— Begin Available records —

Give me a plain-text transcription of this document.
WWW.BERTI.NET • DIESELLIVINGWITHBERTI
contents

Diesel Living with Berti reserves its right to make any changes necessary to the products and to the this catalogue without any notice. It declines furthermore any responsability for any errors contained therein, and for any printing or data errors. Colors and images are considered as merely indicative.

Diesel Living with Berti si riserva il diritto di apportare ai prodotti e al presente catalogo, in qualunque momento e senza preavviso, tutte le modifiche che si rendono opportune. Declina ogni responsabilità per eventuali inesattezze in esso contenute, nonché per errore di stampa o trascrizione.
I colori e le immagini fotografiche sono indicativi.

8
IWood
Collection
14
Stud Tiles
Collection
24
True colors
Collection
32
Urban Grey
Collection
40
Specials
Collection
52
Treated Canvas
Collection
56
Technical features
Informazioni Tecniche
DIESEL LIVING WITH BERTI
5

— End Available records —

» Task brief
Pick out, from the lines above, every one that contains the string "this".

» Output of the task
Give me a plain-text transcription of this document.
Diesel Living with Berti reserves its right to make any changes necessary to the products and to the this catalogue without any notice. It declines furthermore any responsability for any errors contained therein, and for any printing or data errors. Colors and images are considered as merely indicative.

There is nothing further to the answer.